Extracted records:
--- begin ---

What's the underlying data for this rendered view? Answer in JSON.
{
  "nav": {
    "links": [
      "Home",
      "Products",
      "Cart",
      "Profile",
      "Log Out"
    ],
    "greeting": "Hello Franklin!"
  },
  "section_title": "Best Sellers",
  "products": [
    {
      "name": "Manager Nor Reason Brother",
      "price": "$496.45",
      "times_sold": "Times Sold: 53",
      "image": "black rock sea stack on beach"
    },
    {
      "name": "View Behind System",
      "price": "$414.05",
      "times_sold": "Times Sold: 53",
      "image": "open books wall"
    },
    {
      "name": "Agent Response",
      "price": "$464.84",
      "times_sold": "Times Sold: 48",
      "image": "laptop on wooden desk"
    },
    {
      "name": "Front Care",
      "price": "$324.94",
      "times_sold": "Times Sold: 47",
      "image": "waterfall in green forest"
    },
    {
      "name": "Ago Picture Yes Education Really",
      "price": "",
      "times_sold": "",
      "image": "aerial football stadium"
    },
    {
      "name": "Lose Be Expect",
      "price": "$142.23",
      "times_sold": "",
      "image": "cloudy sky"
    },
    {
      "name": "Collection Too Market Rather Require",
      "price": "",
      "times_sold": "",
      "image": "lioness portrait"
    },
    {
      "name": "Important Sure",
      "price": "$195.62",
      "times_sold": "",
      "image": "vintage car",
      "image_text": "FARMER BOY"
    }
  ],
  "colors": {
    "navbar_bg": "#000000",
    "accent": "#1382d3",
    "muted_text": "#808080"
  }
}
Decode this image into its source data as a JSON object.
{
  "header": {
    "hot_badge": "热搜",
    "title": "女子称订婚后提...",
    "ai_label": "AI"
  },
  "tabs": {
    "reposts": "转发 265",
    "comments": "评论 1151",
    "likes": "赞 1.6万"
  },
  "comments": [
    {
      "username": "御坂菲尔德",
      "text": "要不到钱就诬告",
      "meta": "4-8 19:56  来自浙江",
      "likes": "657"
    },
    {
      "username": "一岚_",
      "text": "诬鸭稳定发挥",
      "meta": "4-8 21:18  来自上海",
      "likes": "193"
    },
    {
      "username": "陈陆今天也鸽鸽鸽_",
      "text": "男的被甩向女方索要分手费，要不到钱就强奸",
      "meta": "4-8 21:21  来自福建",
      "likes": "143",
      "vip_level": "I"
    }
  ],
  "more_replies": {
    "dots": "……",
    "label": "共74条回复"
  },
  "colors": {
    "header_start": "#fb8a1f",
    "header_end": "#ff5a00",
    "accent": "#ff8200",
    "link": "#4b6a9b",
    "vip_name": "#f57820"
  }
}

--- end ---

• To do
Extract every line from the one containing "Decode this image" through the last line of the data, inclusive, exactly as written.

• Result of this task
Decode this image into its source data as a JSON object.
{
  "header": {
    "hot_badge": "热搜",
    "title": "女子称订婚后提...",
    "ai_label": "AI"
  },
  "tabs": {
    "reposts": "转发 265",
    "comments": "评论 1151",
    "likes": "赞 1.6万"
  },
  "comments": [
    {
      "username": "御坂菲尔德",
      "text": "要不到钱就诬告",
      "meta": "4-8 19:56  来自浙江",
      "likes": "657"
    },
    {
      "username": "一岚_",
      "text": "诬鸭稳定发挥",
      "meta": "4-8 21:18  来自上海",
      "likes": "193"
    },
    {
      "username": "陈陆今天也鸽鸽鸽_",
      "text": "男的被甩向女方索要分手费，要不到钱就强奸",
      "meta": "4-8 21:21  来自福建",
      "likes": "143",
      "vip_level": "I"
    }
  ],
  "more_replies": {
    "dots": "……",
    "label": "共74条回复"
  },
  "colors": {
    "header_start": "#fb8a1f",
    "header_end": "#ff5a00",
    "accent": "#ff8200",
    "link": "#4b6a9b",
    "vip_name": "#f57820"
  }
}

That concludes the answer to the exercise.